### Records shown
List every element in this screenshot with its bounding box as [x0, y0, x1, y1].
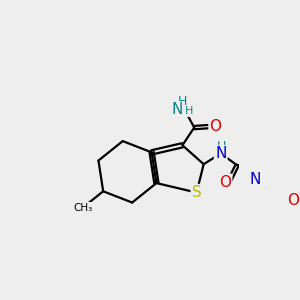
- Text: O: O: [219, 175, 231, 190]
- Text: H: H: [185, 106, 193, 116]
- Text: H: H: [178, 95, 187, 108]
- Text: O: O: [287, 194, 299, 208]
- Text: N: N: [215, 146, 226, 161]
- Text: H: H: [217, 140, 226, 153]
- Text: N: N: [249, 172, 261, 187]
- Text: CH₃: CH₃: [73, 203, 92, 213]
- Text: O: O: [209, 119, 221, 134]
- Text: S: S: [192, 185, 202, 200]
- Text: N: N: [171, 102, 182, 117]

--

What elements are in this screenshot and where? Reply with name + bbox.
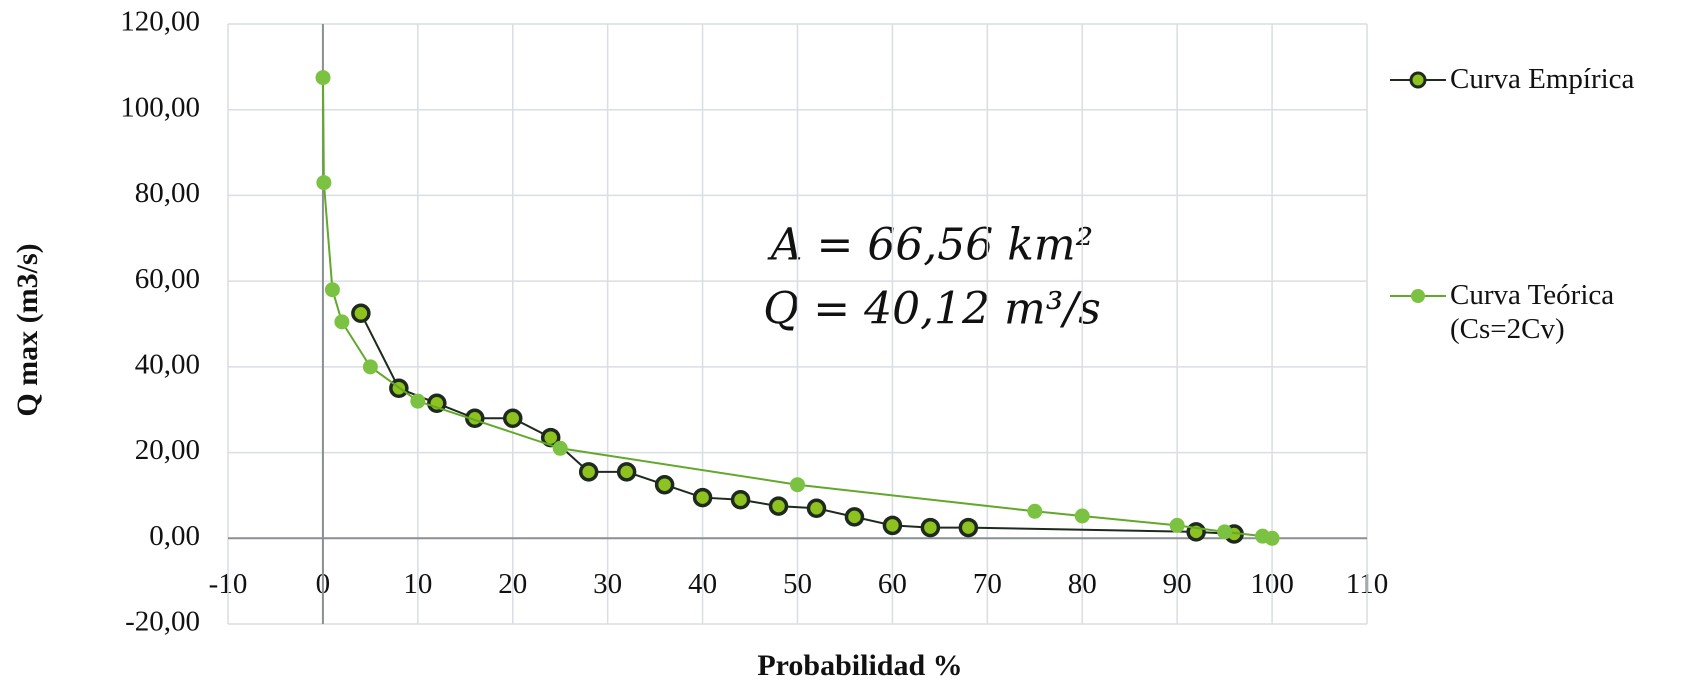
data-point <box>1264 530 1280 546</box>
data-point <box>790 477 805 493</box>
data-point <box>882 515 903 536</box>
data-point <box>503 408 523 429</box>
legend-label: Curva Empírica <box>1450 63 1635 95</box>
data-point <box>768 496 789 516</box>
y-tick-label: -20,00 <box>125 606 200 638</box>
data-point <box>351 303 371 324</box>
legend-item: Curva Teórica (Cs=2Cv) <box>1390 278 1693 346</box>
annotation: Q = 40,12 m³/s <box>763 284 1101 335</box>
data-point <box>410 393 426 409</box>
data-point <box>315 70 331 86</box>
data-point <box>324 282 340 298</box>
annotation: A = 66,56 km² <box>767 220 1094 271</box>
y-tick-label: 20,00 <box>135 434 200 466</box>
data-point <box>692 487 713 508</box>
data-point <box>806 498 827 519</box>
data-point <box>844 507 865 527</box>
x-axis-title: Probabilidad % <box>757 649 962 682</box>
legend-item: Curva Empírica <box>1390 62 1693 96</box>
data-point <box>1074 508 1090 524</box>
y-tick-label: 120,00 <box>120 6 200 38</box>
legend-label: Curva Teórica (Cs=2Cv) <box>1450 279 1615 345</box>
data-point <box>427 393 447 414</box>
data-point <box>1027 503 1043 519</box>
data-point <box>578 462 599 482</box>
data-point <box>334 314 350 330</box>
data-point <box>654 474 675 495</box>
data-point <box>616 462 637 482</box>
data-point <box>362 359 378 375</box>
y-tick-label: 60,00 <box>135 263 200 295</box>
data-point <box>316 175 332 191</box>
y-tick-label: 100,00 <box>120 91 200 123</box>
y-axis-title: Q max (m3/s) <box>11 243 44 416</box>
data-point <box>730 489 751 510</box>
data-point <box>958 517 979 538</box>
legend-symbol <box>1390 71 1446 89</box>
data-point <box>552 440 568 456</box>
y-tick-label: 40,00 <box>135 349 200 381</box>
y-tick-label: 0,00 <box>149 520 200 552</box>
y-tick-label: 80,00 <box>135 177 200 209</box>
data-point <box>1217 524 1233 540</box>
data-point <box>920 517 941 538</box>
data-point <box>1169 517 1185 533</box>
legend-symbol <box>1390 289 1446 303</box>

==

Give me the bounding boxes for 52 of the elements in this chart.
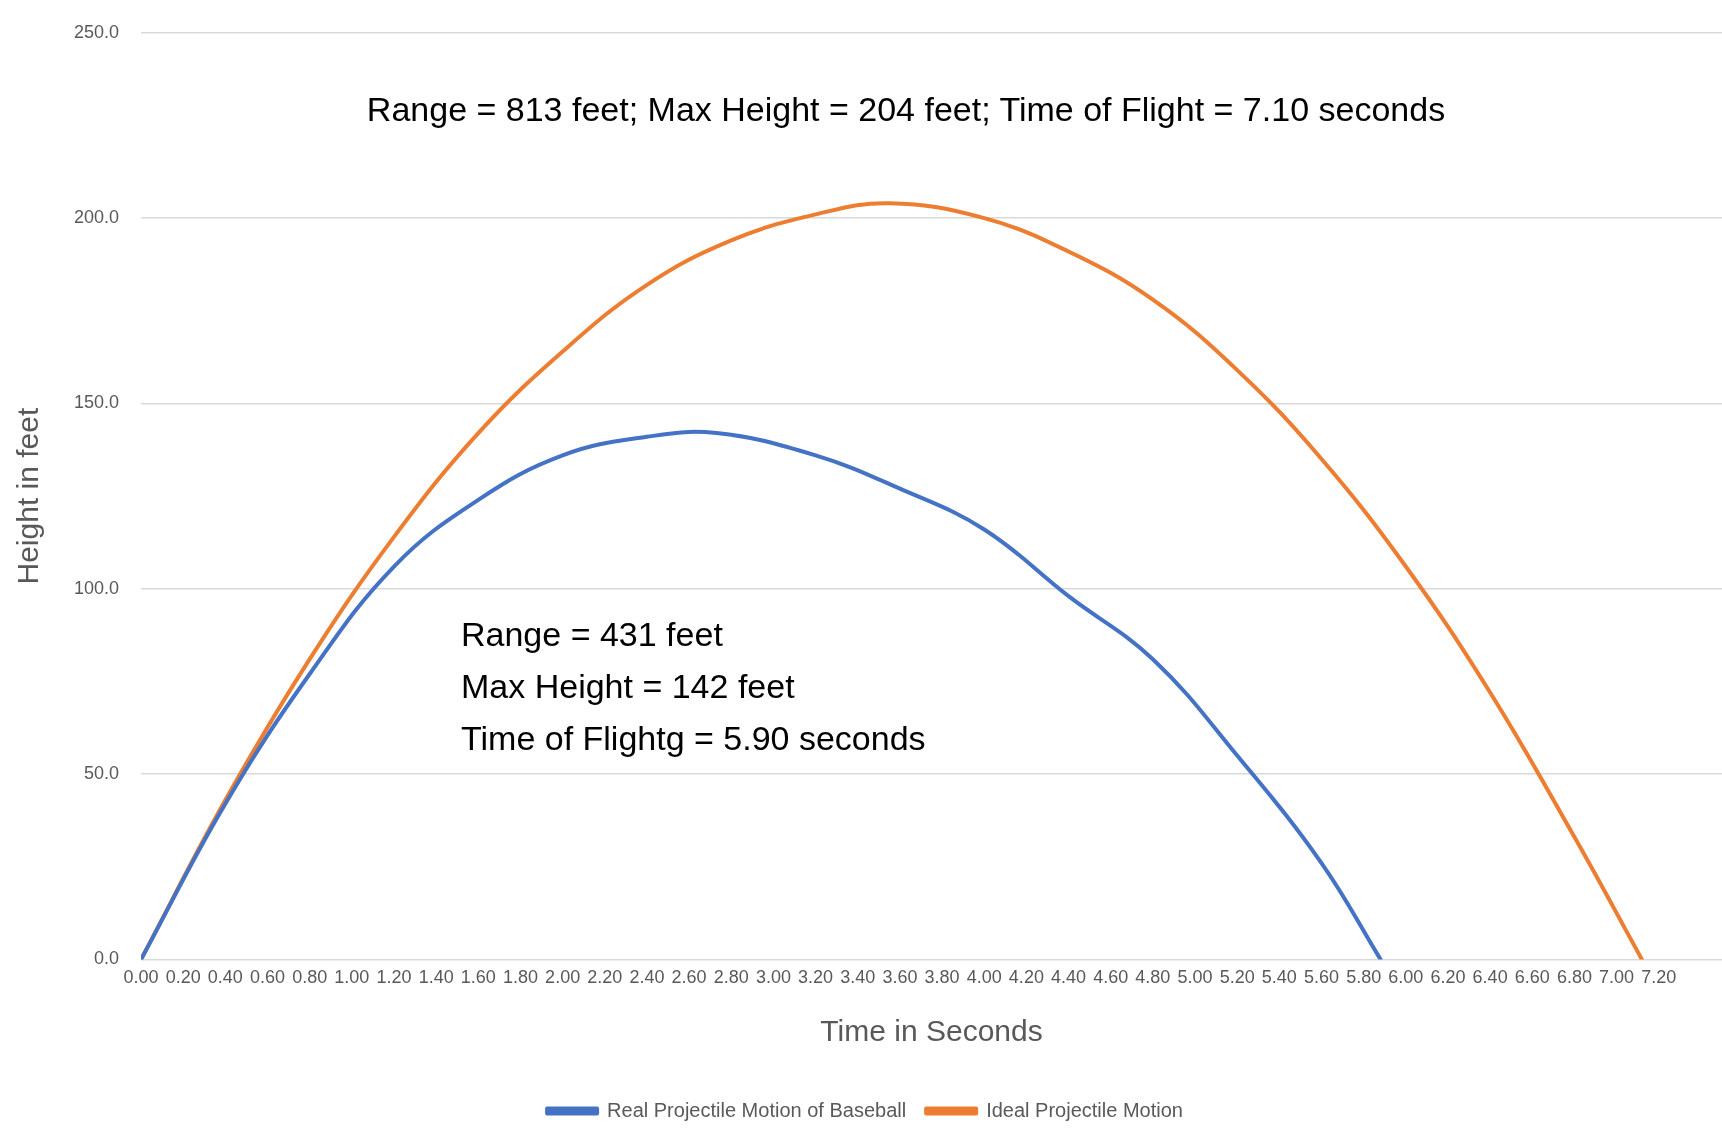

### Work instructions
Please report how many lines in the rows above contain the string "symbol". Give only the number.

### Problem solution
2